Task prompt:
Extract the records in full, leaving every picture out.
───
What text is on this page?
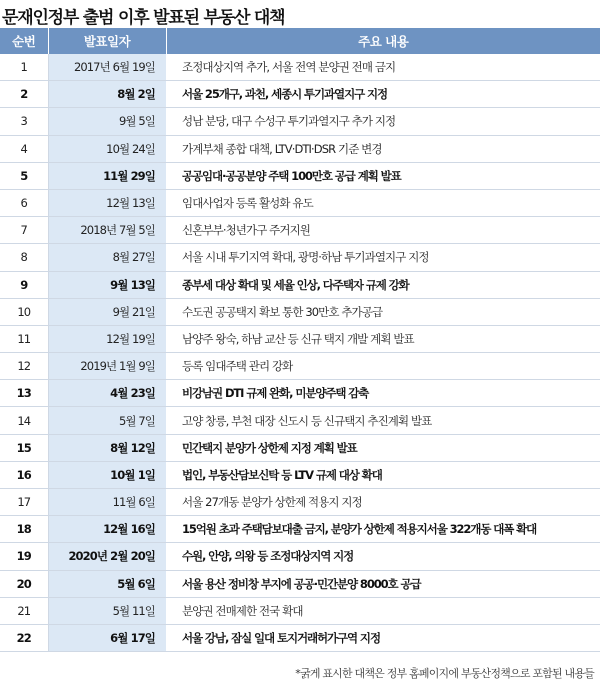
문재인정부 출범 이후 발표된 부동산 대책
순번	발표일자	주요 내용
1	2017년 6월 19일	조정대상지역 추가, 서울 전역 분양권 전매 금지
2	8월 2일	서울 25개구, 과천, 세종시 투기과열지구 지정
3	9월 5일	성남 분당, 대구 수성구 투기과열지구 추가 지정
4	10월 24일	가계부채 종합 대책, LTV·DTI·DSR 기준 변경
5	11월 29일	공공임대·공공분양 주택 100만호 공급 계획 발표
6	12월 13일	임대사업자 등록 활성화 유도
7	2018년 7월 5일	신혼부부·청년가구 주거지원
8	8월 27일	서울 시내 투기지역 확대, 광명·하남 투기과열지구 지정
9	9월 13일	종부세 대상 확대 및 세율 인상, 다주택자 규제 강화
10	9월 21일	수도권 공공택지 확보 통한 30만호 추가공급
11	12월 19일	남양주 왕숙, 하남 교산 등 신규 택지 개발 계획 발표
12	2019년 1월 9일	등록 임대주택 관리 강화
13	4월 23일	비강남권 DTI 규제 완화, 미분양주택 감축
14	5월 7일	고양 창릉, 부천 대장 신도시 등 신규택지 추진계획 발표
15	8월 12일	민간택지 분양가 상한제 지정 계획 발표
16	10월 1일	법인, 부동산담보신탁 등 LTV 규제 대상 확대
17	11월 6일	서울 27개동 분양가 상한제 적용지 지정
18	12월 16일	15억원 초과 주택담보대출 금지, 분양가 상한제 적용지서울 322개동 대폭 확대
19	2020년 2월 20일	수원, 안양, 의왕 등 조정대상지역 지정
20	5월 6일	서울 용산 정비창 부지에 공공·민간분양 8000호 공급
21	5월 11일	분양권 전매제한 전국 확대
22	6월 17일	서울 강남, 잠실 일대 토지거래허가구역 지정
*굵게 표시한 대책은 정부 홈페이지에 부동산정책으로 포함된 내용들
───
Complete output:
What text is on this page?
문재인정부 출범 이후 발표된 부동산 대책
순번	발표일자	주요 내용
1	2017년 6월 19일	조정대상지역 추가, 서울 전역 분양권 전매 금지
2	8월 2일	서울 25개구, 과천, 세종시 투기과열지구 지정
3	9월 5일	성남 분당, 대구 수성구 투기과열지구 추가 지정
4	10월 24일	가계부채 종합 대책, LTV·DTI·DSR 기준 변경
5	11월 29일	공공임대·공공분양 주택 100만호 공급 계획 발표
6	12월 13일	임대사업자 등록 활성화 유도
7	2018년 7월 5일	신혼부부·청년가구 주거지원
8	8월 27일	서울 시내 투기지역 확대, 광명·하남 투기과열지구 지정
9	9월 13일	종부세 대상 확대 및 세율 인상, 다주택자 규제 강화
10	9월 21일	수도권 공공택지 확보 통한 30만호 추가공급
11	12월 19일	남양주 왕숙, 하남 교산 등 신규 택지 개발 계획 발표
12	2019년 1월 9일	등록 임대주택 관리 강화
13	4월 23일	비강남권 DTI 규제 완화, 미분양주택 감축
14	5월 7일	고양 창릉, 부천 대장 신도시 등 신규택지 추진계획 발표
15	8월 12일	민간택지 분양가 상한제 지정 계획 발표
16	10월 1일	법인, 부동산담보신탁 등 LTV 규제 대상 확대
17	11월 6일	서울 27개동 분양가 상한제 적용지 지정
18	12월 16일	15억원 초과 주택담보대출 금지, 분양가 상한제 적용지서울 322개동 대폭 확대
19	2020년 2월 20일	수원, 안양, 의왕 등 조정대상지역 지정
20	5월 6일	서울 용산 정비창 부지에 공공·민간분양 8000호 공급
21	5월 11일	분양권 전매제한 전국 확대
22	6월 17일	서울 강남, 잠실 일대 토지거래허가구역 지정
*굵게 표시한 대책은 정부 홈페이지에 부동산정책으로 포함된 내용들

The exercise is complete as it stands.